--- start Records provided ---
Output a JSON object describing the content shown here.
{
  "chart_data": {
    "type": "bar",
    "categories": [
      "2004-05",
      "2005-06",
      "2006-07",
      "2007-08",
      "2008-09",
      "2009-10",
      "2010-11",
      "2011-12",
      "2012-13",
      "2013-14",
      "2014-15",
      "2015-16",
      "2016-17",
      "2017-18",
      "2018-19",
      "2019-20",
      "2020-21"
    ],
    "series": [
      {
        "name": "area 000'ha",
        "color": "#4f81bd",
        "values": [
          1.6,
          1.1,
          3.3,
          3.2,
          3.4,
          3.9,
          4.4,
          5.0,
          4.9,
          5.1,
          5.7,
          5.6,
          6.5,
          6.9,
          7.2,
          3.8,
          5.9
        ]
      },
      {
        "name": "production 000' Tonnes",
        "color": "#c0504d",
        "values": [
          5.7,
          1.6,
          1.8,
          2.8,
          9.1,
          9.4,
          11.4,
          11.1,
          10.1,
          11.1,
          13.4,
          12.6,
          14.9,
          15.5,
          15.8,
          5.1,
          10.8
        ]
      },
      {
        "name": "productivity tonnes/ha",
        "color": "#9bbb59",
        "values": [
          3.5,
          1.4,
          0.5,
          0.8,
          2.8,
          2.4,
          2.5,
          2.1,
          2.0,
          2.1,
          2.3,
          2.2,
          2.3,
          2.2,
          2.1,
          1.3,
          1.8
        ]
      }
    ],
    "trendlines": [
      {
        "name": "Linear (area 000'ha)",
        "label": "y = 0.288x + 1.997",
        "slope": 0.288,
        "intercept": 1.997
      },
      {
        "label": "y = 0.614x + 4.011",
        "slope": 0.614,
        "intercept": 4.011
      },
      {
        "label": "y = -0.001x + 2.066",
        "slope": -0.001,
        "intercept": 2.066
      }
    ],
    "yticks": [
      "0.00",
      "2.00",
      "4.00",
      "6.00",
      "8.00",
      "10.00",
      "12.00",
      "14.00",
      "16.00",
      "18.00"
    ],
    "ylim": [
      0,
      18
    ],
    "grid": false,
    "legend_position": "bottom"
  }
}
--- end Records provided ---
* _Short exercise_:
Reproduce the records above exactly as they appear.

* _Correct output_:
Output a JSON object describing the content shown here.
{
  "chart_data": {
    "type": "bar",
    "categories": [
      "2004-05",
      "2005-06",
      "2006-07",
      "2007-08",
      "2008-09",
      "2009-10",
      "2010-11",
      "2011-12",
      "2012-13",
      "2013-14",
      "2014-15",
      "2015-16",
      "2016-17",
      "2017-18",
      "2018-19",
      "2019-20",
      "2020-21"
    ],
    "series": [
      {
        "name": "area 000'ha",
        "color": "#4f81bd",
        "values": [
          1.6,
          1.1,
          3.3,
          3.2,
          3.4,
          3.9,
          4.4,
          5.0,
          4.9,
          5.1,
          5.7,
          5.6,
          6.5,
          6.9,
          7.2,
          3.8,
          5.9
        ]
      },
      {
        "name": "production 000' Tonnes",
        "color": "#c0504d",
        "values": [
          5.7,
          1.6,
          1.8,
          2.8,
          9.1,
          9.4,
          11.4,
          11.1,
          10.1,
          11.1,
          13.4,
          12.6,
          14.9,
          15.5,
          15.8,
          5.1,
          10.8
        ]
      },
      {
        "name": "productivity tonnes/ha",
        "color": "#9bbb59",
        "values": [
          3.5,
          1.4,
          0.5,
          0.8,
          2.8,
          2.4,
          2.5,
          2.1,
          2.0,
          2.1,
          2.3,
          2.2,
          2.3,
          2.2,
          2.1,
          1.3,
          1.8
        ]
      }
    ],
    "trendlines": [
      {
        "name": "Linear (area 000'ha)",
        "label": "y = 0.288x + 1.997",
        "slope": 0.288,
        "intercept": 1.997
      },
      {
        "label": "y = 0.614x + 4.011",
        "slope": 0.614,
        "intercept": 4.011
      },
      {
        "label": "y = -0.001x + 2.066",
        "slope": -0.001,
        "intercept": 2.066
      }
    ],
    "yticks": [
      "0.00",
      "2.00",
      "4.00",
      "6.00",
      "8.00",
      "10.00",
      "12.00",
      "14.00",
      "16.00",
      "18.00"
    ],
    "ylim": [
      0,
      18
    ],
    "grid": false,
    "legend_position": "bottom"
  }
}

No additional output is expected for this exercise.